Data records
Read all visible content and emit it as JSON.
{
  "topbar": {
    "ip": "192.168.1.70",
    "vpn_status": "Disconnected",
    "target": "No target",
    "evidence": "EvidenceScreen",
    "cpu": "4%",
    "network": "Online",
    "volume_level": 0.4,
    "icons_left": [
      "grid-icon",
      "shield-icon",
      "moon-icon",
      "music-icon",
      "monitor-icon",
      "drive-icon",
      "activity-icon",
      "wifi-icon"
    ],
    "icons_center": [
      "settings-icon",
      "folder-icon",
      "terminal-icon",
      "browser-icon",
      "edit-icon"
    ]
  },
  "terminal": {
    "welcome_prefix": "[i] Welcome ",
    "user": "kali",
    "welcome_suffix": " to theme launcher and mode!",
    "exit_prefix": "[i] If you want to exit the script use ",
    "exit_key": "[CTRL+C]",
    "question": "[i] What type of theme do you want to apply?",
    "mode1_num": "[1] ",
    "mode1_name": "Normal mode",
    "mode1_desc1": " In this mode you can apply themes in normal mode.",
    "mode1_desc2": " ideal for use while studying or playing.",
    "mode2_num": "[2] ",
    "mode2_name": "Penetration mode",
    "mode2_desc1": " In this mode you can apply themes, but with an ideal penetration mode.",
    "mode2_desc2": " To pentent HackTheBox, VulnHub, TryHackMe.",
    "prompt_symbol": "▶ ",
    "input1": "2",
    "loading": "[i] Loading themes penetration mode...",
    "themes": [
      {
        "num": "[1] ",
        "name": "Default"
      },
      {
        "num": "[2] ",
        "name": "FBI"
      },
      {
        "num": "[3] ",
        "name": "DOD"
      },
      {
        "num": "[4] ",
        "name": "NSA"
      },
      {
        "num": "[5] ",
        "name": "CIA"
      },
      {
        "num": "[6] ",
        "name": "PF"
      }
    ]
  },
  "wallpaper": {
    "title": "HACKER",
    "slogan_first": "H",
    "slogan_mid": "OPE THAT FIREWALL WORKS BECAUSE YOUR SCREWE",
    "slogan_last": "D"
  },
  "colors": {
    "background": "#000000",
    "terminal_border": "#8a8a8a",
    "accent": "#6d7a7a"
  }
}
* * *
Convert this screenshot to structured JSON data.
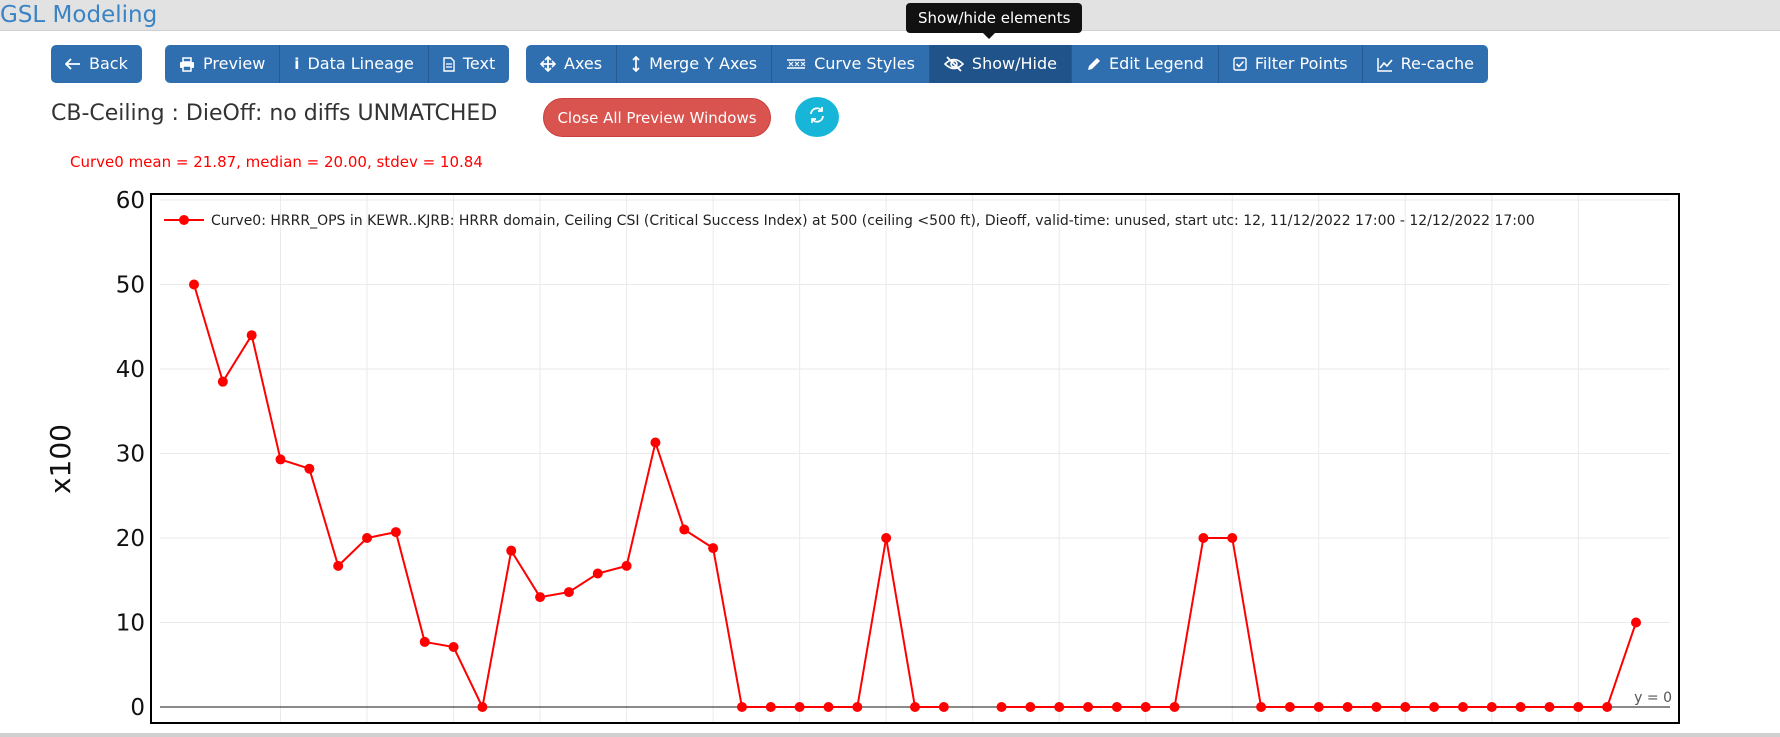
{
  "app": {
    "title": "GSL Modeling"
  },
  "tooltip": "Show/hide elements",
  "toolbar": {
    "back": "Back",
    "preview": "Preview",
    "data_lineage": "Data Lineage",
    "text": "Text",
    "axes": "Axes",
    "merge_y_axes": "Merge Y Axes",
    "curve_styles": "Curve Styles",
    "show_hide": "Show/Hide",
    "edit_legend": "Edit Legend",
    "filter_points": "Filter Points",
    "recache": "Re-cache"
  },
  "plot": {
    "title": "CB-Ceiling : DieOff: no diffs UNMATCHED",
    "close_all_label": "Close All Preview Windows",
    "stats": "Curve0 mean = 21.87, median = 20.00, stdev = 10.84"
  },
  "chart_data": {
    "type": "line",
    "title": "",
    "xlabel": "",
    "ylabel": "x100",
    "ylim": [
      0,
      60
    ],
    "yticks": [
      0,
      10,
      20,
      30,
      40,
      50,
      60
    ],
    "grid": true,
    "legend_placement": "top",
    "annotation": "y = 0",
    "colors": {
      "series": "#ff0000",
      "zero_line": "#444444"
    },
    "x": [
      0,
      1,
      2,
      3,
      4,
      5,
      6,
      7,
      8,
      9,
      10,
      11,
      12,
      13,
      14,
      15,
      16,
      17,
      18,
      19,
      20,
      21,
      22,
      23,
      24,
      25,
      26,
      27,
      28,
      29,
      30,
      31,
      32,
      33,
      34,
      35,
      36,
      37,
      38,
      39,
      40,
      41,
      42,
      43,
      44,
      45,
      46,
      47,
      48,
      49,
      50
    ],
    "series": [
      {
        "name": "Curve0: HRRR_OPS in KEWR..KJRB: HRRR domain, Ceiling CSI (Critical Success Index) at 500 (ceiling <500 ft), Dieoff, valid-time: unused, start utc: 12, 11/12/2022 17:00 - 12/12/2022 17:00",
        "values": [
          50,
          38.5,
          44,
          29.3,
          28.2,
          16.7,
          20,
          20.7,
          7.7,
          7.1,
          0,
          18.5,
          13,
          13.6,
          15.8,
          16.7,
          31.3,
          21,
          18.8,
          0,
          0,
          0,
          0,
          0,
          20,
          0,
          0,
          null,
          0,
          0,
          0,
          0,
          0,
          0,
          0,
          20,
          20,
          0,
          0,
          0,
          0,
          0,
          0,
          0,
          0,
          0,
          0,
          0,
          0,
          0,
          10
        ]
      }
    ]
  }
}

Work required: Each line that has the word "title" counts once. How many such lines are in the data? Give the number alone.

Solution for this exercise: 4